*** ROWS ***

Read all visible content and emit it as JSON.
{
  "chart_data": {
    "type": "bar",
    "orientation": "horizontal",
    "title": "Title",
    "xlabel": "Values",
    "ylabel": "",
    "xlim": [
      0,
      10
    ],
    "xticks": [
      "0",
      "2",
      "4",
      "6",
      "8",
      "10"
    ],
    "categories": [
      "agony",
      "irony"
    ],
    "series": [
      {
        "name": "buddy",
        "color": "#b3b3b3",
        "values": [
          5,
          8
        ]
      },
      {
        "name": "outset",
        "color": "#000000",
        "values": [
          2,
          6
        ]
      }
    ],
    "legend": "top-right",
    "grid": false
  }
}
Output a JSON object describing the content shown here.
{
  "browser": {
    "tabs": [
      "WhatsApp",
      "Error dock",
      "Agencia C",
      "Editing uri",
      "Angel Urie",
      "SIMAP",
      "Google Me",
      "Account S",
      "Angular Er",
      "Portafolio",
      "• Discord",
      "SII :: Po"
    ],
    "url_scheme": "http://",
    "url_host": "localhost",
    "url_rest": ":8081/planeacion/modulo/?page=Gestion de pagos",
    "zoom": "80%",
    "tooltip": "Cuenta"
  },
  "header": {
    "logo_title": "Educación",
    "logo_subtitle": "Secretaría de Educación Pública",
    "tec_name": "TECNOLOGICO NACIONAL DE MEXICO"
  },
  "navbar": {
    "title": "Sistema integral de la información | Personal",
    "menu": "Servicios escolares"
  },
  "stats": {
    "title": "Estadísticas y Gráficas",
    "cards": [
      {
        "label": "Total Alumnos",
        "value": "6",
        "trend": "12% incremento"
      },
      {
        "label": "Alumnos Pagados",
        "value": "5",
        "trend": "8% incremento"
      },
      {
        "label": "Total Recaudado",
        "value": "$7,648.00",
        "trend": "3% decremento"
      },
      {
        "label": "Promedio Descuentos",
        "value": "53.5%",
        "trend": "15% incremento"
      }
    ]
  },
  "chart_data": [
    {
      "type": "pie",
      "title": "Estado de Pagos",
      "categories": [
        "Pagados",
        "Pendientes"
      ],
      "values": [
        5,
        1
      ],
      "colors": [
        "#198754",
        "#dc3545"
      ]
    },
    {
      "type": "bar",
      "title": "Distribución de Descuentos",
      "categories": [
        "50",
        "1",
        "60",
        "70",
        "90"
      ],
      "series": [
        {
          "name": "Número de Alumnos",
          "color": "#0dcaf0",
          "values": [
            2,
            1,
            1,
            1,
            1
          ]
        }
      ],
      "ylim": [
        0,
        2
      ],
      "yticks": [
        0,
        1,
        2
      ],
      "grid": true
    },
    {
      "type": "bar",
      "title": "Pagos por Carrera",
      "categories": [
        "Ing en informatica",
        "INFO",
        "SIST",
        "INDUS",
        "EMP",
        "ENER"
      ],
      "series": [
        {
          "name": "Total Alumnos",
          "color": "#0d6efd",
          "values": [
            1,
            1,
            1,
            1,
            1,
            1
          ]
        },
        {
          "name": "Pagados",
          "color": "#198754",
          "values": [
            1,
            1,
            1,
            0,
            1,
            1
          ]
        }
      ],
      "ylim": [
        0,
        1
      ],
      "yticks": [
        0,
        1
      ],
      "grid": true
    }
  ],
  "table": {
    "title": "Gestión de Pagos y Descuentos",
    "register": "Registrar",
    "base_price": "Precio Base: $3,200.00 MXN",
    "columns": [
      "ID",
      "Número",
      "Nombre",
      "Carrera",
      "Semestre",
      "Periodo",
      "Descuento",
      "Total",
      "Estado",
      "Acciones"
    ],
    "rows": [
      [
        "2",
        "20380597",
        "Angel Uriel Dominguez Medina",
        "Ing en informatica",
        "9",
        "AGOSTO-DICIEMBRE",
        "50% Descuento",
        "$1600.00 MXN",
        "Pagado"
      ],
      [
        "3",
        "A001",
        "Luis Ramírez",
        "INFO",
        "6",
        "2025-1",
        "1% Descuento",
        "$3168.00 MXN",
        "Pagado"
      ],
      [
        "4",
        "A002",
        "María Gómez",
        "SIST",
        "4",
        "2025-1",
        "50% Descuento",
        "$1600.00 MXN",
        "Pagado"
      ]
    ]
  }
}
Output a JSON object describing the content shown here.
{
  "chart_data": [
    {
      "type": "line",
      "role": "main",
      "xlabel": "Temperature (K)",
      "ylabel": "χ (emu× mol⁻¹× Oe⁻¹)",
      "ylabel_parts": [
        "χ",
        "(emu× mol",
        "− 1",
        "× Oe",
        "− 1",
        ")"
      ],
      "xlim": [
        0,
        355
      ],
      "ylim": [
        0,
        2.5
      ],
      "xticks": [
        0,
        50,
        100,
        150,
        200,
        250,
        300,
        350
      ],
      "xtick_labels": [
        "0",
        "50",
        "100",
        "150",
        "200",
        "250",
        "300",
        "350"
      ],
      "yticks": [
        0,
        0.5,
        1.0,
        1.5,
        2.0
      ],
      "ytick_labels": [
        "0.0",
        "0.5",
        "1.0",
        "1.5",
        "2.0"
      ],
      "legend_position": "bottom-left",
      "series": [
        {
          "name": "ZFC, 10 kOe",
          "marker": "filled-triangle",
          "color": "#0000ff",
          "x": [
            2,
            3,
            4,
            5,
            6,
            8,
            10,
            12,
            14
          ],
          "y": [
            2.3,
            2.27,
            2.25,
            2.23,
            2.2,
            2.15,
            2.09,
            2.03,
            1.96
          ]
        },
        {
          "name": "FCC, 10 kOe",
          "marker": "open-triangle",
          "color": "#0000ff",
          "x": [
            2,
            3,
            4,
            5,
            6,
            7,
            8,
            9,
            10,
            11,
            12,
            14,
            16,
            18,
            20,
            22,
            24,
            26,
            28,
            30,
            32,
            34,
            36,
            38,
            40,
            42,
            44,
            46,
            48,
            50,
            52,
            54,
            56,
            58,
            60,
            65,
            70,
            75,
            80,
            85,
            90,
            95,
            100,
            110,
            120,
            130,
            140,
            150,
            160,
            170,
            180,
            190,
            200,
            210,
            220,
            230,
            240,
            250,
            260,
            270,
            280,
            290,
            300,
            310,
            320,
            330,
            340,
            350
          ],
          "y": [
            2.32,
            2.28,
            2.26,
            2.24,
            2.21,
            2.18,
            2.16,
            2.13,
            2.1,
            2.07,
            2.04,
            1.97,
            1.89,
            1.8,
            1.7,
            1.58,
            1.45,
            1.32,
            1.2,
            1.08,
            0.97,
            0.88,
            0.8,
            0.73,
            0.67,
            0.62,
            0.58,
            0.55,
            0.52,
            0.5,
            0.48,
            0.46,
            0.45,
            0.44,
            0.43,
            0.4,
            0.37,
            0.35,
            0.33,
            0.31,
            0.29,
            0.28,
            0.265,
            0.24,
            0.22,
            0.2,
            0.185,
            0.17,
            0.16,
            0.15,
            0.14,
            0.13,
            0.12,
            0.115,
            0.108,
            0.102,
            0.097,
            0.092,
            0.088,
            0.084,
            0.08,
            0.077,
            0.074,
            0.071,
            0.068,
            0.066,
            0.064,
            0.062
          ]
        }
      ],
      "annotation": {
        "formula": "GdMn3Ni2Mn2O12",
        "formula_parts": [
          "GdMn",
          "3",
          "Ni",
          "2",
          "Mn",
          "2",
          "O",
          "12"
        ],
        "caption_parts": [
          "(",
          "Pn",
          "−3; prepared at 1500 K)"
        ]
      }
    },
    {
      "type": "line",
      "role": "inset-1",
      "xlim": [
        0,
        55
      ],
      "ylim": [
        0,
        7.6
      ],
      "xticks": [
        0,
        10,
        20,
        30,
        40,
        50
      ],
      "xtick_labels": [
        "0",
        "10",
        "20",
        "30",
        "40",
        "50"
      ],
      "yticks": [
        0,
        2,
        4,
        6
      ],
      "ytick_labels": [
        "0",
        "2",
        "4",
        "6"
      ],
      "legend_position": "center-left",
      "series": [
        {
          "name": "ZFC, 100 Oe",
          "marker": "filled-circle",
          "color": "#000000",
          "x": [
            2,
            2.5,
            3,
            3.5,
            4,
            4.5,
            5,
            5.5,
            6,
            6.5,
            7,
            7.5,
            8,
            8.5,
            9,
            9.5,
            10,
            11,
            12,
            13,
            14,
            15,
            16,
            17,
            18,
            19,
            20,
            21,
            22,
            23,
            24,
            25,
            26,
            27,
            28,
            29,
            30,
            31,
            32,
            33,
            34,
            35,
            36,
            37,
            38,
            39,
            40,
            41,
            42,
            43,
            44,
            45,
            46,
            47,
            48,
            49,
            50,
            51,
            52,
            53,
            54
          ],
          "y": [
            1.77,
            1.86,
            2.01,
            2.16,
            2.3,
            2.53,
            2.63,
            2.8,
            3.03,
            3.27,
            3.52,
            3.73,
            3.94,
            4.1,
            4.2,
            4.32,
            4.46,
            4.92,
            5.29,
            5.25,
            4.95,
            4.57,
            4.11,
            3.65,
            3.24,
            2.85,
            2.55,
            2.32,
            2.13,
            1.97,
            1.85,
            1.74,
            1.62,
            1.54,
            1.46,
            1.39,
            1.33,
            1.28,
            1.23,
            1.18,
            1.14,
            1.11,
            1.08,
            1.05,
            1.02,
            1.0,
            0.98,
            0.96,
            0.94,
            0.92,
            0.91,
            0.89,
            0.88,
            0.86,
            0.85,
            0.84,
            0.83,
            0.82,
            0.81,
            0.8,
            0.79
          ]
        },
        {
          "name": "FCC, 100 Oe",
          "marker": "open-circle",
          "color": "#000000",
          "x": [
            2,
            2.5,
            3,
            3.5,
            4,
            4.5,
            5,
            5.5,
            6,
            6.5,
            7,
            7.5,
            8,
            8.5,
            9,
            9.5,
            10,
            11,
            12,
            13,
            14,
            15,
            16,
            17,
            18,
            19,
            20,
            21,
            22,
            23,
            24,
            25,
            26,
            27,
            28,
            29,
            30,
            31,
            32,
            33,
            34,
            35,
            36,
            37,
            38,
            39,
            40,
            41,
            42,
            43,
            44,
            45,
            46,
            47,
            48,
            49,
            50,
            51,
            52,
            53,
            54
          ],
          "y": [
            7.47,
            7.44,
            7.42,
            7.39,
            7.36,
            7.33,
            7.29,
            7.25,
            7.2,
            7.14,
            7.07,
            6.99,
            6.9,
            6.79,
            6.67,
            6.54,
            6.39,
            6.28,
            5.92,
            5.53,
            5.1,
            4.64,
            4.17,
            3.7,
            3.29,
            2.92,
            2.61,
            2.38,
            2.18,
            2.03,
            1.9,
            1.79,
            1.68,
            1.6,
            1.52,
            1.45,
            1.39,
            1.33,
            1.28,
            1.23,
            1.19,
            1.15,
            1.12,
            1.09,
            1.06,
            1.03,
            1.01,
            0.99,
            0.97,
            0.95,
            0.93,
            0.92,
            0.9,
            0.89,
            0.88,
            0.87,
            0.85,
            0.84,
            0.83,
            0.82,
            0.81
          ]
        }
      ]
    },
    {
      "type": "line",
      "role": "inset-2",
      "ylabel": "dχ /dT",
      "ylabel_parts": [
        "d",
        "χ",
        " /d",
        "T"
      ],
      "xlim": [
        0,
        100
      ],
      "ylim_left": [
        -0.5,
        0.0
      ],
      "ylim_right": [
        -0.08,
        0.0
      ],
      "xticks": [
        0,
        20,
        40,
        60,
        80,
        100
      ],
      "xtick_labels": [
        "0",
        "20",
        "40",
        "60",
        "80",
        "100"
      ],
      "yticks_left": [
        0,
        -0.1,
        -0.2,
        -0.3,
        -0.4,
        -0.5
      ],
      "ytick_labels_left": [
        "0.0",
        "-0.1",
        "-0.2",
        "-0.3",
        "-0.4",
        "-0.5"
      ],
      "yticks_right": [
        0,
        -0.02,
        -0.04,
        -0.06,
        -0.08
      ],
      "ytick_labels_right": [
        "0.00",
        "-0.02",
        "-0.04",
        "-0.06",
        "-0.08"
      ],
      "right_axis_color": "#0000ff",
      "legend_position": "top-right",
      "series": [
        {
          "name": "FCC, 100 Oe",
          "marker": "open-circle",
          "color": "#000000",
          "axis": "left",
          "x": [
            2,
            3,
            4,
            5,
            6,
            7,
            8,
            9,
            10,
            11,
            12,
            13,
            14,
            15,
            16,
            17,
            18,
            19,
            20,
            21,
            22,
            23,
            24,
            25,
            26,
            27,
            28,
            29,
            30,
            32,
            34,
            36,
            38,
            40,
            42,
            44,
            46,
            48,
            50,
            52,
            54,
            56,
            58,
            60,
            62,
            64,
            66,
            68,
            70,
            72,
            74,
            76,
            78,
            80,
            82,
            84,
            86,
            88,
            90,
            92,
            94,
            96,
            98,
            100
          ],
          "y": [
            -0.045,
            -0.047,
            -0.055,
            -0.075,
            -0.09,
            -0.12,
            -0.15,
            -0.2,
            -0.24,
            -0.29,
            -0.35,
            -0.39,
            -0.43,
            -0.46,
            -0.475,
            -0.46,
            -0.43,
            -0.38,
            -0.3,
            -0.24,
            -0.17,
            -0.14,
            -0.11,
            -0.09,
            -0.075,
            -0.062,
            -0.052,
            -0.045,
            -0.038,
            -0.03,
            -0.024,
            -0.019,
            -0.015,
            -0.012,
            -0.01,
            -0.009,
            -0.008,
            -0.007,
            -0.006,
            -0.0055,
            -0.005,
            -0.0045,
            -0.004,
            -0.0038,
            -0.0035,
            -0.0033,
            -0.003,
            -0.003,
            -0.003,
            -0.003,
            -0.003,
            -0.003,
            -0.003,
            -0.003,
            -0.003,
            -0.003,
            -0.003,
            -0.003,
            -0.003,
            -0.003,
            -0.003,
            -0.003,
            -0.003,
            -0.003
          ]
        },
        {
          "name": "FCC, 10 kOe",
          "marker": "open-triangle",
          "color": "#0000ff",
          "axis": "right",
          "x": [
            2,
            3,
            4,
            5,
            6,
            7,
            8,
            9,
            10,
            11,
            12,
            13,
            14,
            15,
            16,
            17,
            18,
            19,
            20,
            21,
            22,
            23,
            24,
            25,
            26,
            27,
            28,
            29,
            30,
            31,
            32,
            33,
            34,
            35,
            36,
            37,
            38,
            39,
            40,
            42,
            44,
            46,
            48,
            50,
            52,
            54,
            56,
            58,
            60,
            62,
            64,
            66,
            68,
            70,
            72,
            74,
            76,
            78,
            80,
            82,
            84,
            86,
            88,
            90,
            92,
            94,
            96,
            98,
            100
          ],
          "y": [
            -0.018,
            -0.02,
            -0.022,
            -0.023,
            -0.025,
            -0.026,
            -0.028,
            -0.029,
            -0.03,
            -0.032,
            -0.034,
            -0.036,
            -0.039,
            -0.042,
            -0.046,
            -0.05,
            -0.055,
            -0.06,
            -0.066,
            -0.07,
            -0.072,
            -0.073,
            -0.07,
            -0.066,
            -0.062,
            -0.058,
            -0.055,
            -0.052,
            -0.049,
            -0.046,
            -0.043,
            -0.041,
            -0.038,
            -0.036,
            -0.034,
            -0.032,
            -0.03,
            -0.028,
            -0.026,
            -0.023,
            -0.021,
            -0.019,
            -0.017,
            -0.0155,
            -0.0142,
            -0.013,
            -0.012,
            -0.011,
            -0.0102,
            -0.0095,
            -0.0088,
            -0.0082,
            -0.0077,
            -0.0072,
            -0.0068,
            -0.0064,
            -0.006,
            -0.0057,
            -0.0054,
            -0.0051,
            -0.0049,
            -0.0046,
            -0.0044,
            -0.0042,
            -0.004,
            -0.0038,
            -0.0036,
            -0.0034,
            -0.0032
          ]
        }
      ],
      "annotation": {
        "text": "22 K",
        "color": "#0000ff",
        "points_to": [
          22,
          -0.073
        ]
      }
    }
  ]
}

***

YOUR GOAL:
Copy out every line of the data that includes the word "Pagados".

TASK RESPONSE:
        "label": "Alumnos Pagados",
        "Pagados",
          "name": "Pagados",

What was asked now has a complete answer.